• _WORK REQUEST_
Each line of the data that includes "Barr" must be copied.

• _SUPPLIED INFORMATION_
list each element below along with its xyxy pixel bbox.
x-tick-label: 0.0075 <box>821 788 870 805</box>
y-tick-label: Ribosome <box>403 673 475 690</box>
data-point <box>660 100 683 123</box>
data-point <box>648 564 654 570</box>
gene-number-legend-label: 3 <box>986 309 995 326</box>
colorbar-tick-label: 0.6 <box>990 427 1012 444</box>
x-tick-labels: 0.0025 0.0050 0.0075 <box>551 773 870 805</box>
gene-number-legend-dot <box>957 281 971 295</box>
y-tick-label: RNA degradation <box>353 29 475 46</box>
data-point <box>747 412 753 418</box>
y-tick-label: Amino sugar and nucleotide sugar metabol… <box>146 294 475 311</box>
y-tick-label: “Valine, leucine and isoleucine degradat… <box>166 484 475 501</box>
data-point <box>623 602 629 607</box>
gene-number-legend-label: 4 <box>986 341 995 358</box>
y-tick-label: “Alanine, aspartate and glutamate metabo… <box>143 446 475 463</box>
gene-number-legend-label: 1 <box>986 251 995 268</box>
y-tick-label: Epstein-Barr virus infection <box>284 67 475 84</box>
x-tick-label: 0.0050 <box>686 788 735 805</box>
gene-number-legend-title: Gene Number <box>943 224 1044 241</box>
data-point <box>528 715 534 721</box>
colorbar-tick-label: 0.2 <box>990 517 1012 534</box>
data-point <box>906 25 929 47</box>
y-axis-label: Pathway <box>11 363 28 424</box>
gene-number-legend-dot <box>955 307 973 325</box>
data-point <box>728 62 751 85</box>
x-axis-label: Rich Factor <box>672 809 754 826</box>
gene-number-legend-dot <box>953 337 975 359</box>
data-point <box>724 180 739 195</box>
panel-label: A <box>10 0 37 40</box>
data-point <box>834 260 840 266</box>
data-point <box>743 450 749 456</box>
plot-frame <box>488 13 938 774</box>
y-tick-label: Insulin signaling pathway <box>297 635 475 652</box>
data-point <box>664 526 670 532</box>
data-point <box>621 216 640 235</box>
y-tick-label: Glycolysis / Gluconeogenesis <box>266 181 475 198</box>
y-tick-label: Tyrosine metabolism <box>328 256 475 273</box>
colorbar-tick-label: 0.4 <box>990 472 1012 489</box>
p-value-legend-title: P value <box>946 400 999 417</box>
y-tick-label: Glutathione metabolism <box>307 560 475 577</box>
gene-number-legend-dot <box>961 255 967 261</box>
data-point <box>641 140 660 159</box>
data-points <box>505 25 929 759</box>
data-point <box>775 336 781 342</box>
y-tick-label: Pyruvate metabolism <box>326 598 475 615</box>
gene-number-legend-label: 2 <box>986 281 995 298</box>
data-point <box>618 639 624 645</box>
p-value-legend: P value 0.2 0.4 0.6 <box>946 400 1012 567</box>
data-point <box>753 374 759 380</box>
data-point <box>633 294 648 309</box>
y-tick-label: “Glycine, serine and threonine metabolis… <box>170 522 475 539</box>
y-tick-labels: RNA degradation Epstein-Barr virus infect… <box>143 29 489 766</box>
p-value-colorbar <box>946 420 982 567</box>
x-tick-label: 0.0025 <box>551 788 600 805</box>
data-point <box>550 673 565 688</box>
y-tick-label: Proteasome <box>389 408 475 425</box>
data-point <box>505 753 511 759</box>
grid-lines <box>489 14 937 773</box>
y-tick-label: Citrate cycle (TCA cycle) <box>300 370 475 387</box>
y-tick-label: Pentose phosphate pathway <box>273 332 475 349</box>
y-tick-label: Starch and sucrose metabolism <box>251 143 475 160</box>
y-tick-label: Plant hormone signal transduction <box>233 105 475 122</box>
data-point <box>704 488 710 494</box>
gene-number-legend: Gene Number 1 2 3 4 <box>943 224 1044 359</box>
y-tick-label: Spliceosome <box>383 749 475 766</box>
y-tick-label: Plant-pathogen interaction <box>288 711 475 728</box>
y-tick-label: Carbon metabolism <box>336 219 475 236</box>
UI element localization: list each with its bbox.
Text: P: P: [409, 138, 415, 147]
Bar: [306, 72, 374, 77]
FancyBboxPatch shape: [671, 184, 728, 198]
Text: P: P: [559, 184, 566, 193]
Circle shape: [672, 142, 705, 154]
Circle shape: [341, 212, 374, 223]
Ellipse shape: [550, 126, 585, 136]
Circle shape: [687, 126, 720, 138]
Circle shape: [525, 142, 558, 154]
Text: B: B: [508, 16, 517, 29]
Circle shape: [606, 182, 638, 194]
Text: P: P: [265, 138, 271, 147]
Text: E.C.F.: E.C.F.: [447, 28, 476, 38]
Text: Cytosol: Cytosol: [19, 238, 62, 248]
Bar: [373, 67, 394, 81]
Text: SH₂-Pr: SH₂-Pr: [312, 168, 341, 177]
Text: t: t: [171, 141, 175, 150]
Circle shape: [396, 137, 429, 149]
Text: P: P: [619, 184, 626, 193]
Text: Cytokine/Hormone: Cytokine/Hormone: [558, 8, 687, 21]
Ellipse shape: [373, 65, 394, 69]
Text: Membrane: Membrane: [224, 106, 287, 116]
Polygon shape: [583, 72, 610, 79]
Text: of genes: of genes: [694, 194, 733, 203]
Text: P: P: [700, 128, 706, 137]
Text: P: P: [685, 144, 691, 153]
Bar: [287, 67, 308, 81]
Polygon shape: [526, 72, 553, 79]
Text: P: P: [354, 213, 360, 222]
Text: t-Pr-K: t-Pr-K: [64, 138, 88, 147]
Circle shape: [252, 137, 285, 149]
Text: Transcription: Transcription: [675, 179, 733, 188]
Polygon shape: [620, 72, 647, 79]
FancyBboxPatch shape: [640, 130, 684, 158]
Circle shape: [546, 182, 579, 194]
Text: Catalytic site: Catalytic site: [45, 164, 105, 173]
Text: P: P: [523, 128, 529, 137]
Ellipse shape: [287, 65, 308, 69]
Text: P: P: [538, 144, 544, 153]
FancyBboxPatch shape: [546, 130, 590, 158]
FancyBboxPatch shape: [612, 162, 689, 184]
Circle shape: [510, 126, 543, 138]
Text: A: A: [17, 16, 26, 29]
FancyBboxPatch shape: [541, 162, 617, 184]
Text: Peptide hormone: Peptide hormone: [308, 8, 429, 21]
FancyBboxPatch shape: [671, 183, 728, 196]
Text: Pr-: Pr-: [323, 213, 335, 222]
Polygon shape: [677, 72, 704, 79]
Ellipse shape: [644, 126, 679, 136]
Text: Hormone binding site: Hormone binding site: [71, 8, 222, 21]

• _ANSWER FOR THE TASK_
y-tick-label: Epstein-Barr virus infection <box>284 67 475 84</box>
y-tick-labels: RNA degradation Epstein-Barr virus infect… <box>143 29 489 766</box>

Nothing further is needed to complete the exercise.